# THE REQUEST
Which lines have the string "page"? Copy all of them from the entries below.

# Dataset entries
________________________
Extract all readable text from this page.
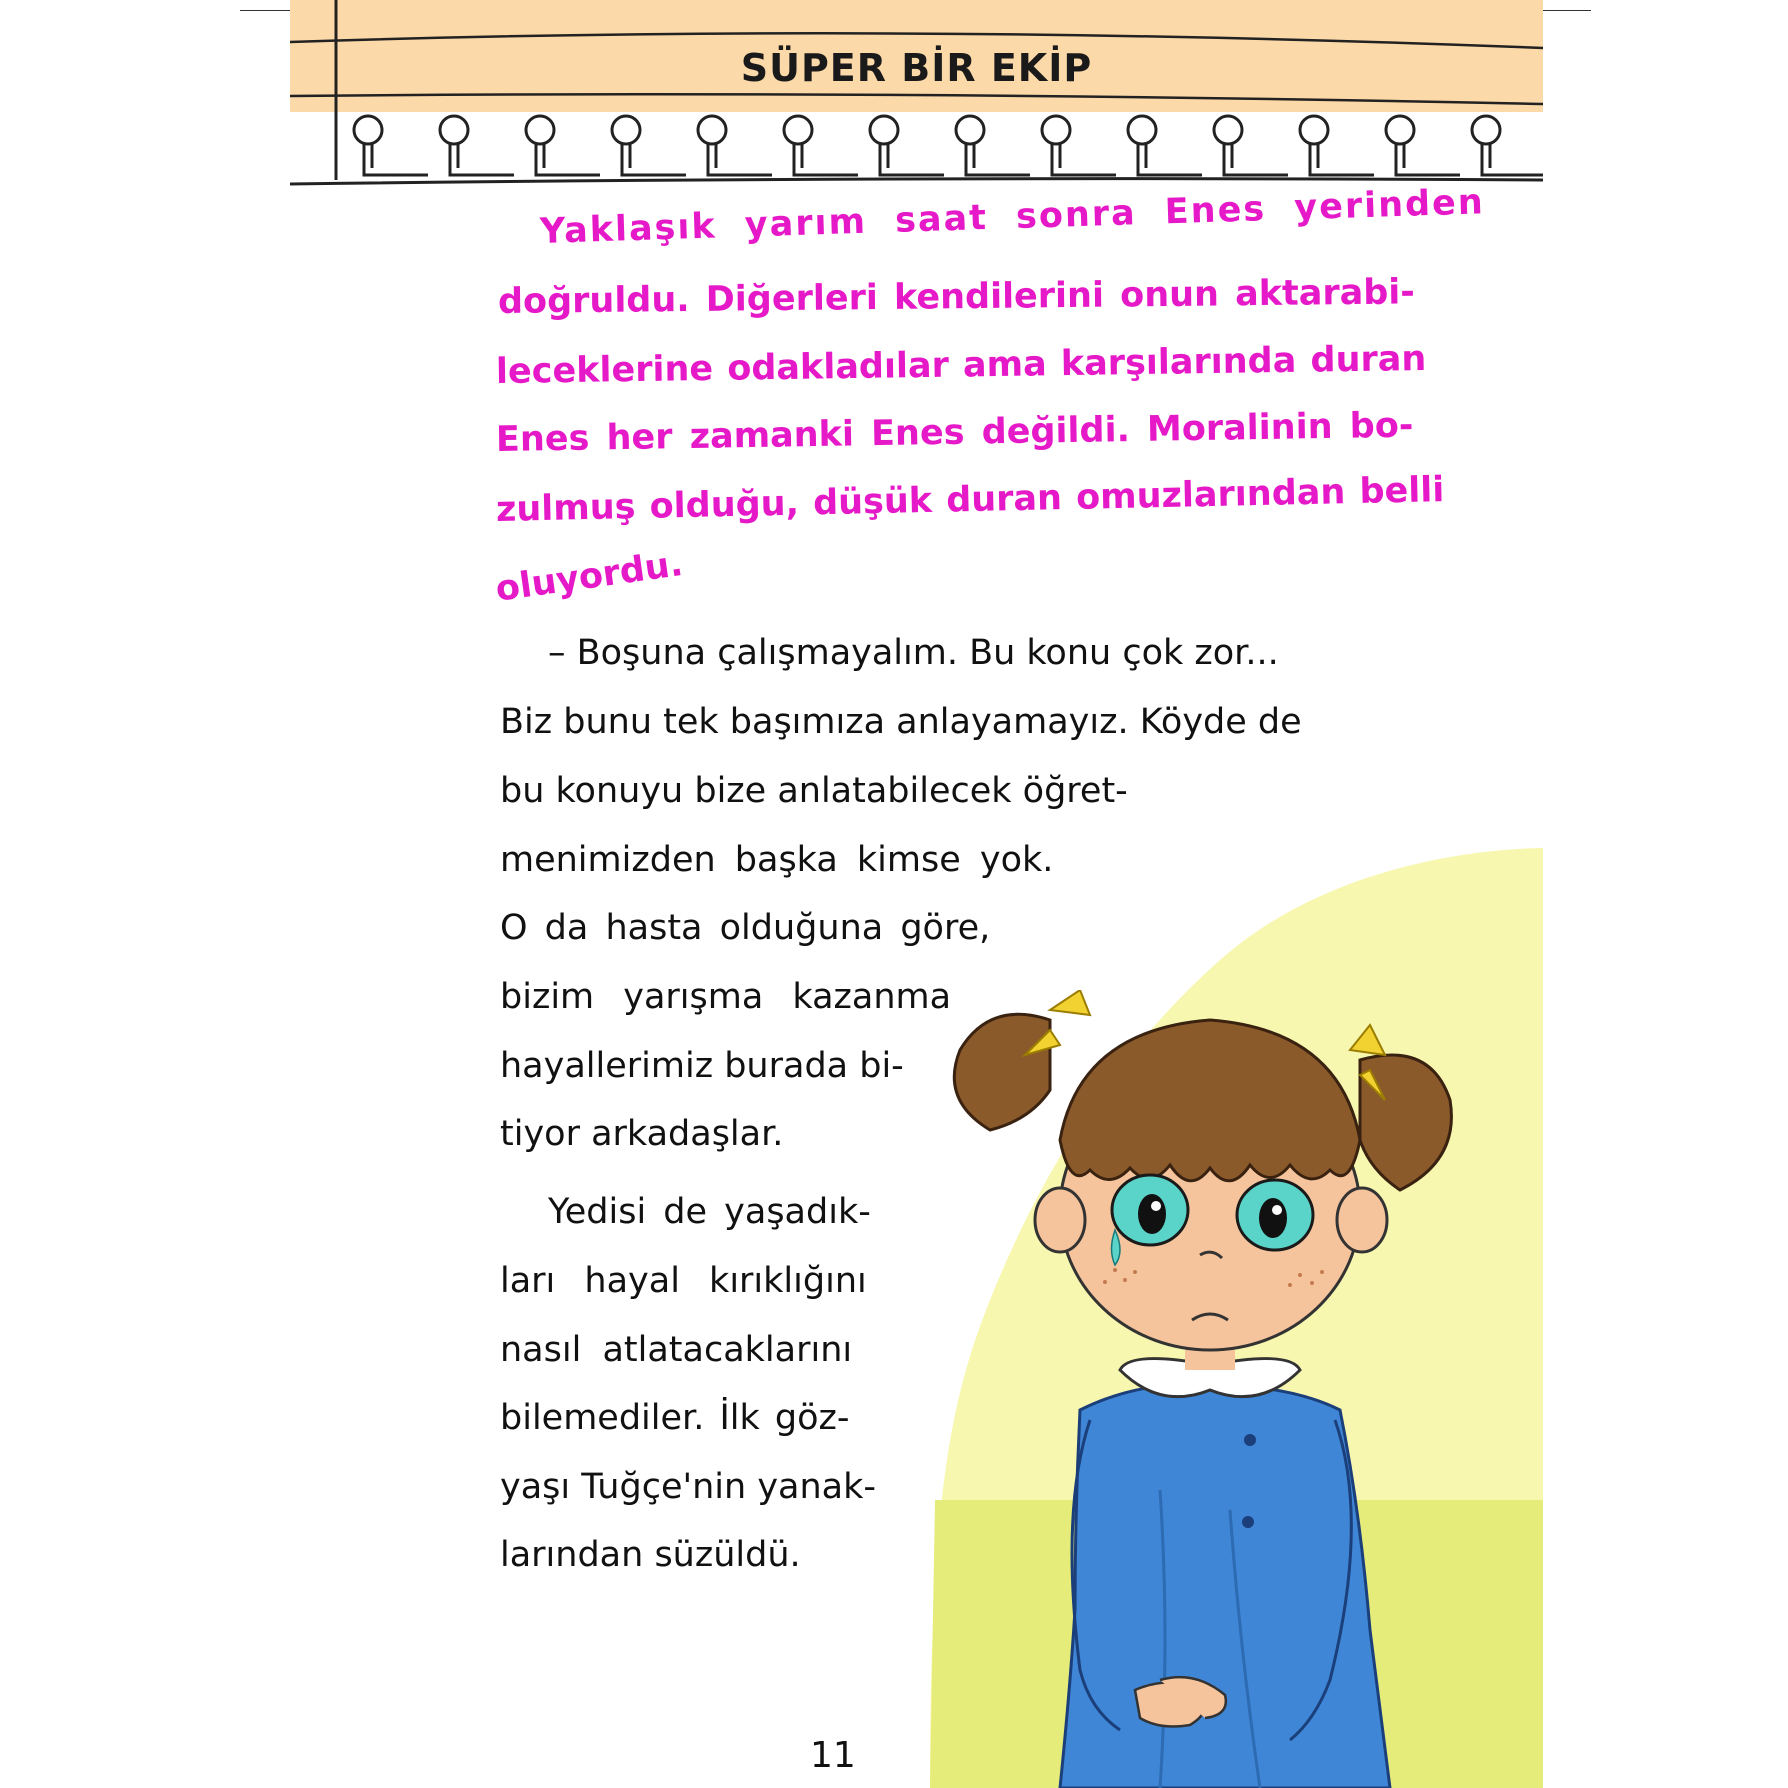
SÜPER BİR EKİP
Yaklaşık yarım saat sonra Enes yerinden
doğruldu. Diğerleri kendilerini onun aktarabi-
leceklerine odakladılar ama karşılarında duran
Enes her zamanki Enes değildi. Moralinin bo-
zulmuş olduğu, düşük duran omuzlarından belli
oluyordu.
– Boşuna çalışmayalım. Bu konu çok zor...
Biz bunu tek başımıza anlayamayız. Köyde de
bu konuyu bize anlatabilecek öğret-
menimizden başka kimse yok.
O da hasta olduğuna göre,
bizim yarışma kazanma
hayallerimiz burada bi-
tiyor arkadaşlar.
Yedisi de yaşadık-
ları hayal kırıklığını
nasıl atlatacaklarını
bilemediler. İlk göz-
yaşı Tuğçe'nin yanak-
larından süzüldü.
11
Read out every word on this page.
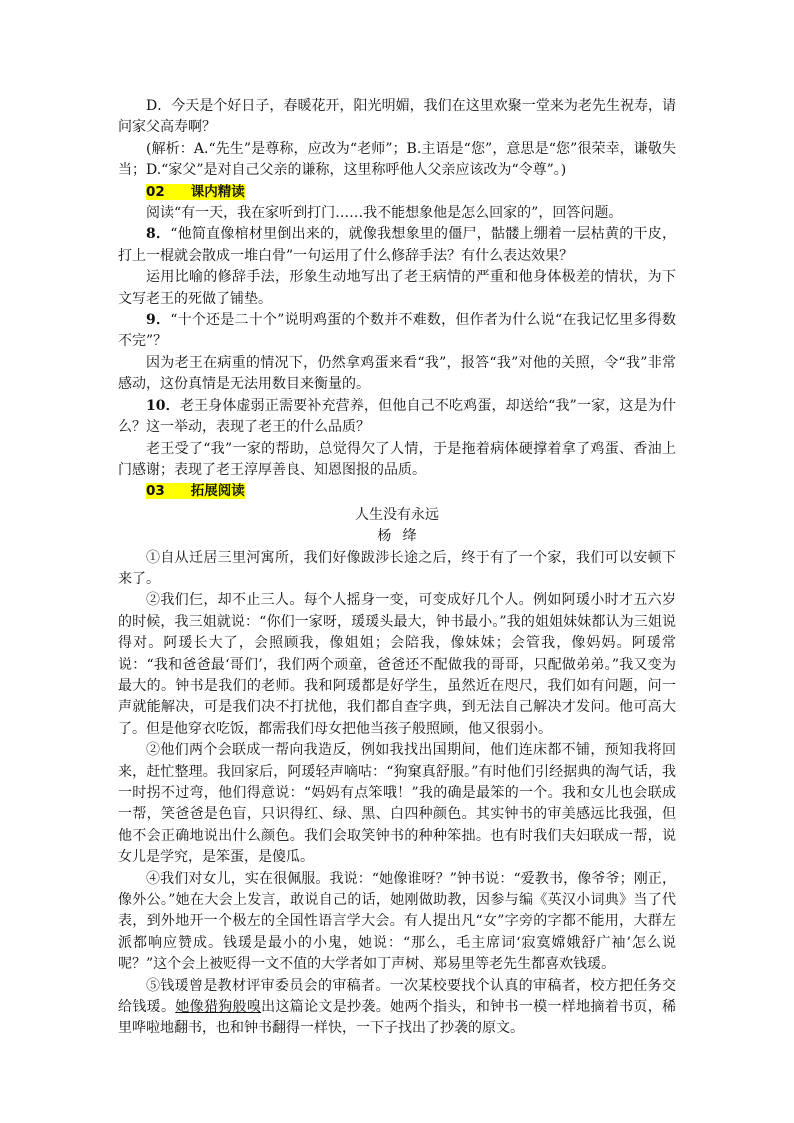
D．今天是个好日子，春暖花开，阳光明媚，我们在这里欢聚一堂来为老先生祝寿，请问家父高寿啊？

(解析：A.“先生”是尊称，应改为“老师”；B.主语是“您”，意思是“您”很荣幸，谦敬失当；D.“家父”是对自己父亲的谦称，这里称呼他人父亲应该改为“令尊”。)

02 课内精读

阅读“有一天，我在家听到打门……我不能想象他是怎么回家的”，回答问题。

8．“他简直像棺材里倒出来的，就像我想象里的僵尸，骷髅上绷着一层枯黄的干皮，打上一棍就会散成一堆白骨”一句运用了什么修辞手法？有什么表达效果？

运用比喻的修辞手法，形象生动地写出了老王病情的严重和他身体极差的情状，为下文写老王的死做了铺垫。

9．“十个还是二十个”说明鸡蛋的个数并不难数，但作者为什么说“在我记忆里多得数不完”？

因为老王在病重的情况下，仍然拿鸡蛋来看“我”，报答“我”对他的关照，令“我”非常感动，这份真情是无法用数目来衡量的。

10．老王身体虚弱正需要补充营养，但他自己不吃鸡蛋，却送给“我”一家，这是为什么？这一举动，表现了老王的什么品质？

老王受了“我”一家的帮助，总觉得欠了人情，于是拖着病体硬撑着拿了鸡蛋、香油上门感谢；表现了老王淳厚善良、知恩图报的品质。

03 拓展阅读

人生没有永远

杨绛

①自从迁居三里河寓所，我们好像跋涉长途之后，终于有了一个家，我们可以安顿下来了。

②我们仨，却不止三人。每个人摇身一变，可变成好几个人。例如阿瑗小时才五六岁的时候，我三姐就说：“你们一家呀，瑗瑗头最大，钟书最小。”我的姐姐妹妹都认为三姐说得对。阿瑗长大了，会照顾我，像姐姐；会陪我，像妹妹；会管我，像妈妈。阿瑗常说：“我和爸爸最‘哥们’，我们两个顽童，爸爸还不配做我的哥哥，只配做弟弟。”我又变为最大的。钟书是我们的老师。我和阿瑗都是好学生，虽然近在咫尺，我们如有问题，问一声就能解决，可是我们决不打扰他，我们都自查字典，到无法自己解决才发问。他可高大了。但是他穿衣吃饭，都需我们母女把他当孩子般照顾，他又很弱小。

②他们两个会联成一帮向我造反，例如我找出国期间，他们连床都不铺，预知我将回来，赶忙整理。我回家后，阿瑗轻声嘀咕：“狗窠真舒服。”有时他们引经据典的淘气话，我一时拐不过弯，他们得意说：“妈妈有点笨哦！”我的确是最笨的一个。我和女儿也会联成一帮，笑爸爸是色盲，只识得红、绿、黑、白四种颜色。其实钟书的审美感远比我强，但他不会正确地说出什么颜色。我们会取笑钟书的种种笨拙。也有时我们夫妇联成一帮，说女儿是学究，是笨蛋，是傻瓜。

④我们对女儿，实在很佩服。我说：“她像谁呀？”钟书说：“爱教书，像爷爷；刚正，像外公。”她在大会上发言，敢说自己的话，她刚做助教，因参与编《英汉小词典》当了代表，到外地开一个极左的全国性语言学大会。有人提出凡“女”字旁的字都不能用，大群左派都响应赞成。钱瑗是最小的小鬼，她说：“那么，毛主席词‘寂寞嫦娥舒广袖’怎么说呢？”这个会上被贬得一文不值的大学者如丁声树、郑易里等老先生都喜欢钱瑗。

⑤钱瑗曾是教材评审委员会的审稿者。一次某校要找个认真的审稿者，校方把任务交给钱瑗。她像猎狗般嗅出这篇论文是抄袭。她两个指头，和钟书一模一样地摘着书页，稀里哗啦地翻书，也和钟书翻得一样快，一下子找出了抄袭的原文。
________________________
# ANSWER
Extract all readable text from this page.
Read out every word on this page.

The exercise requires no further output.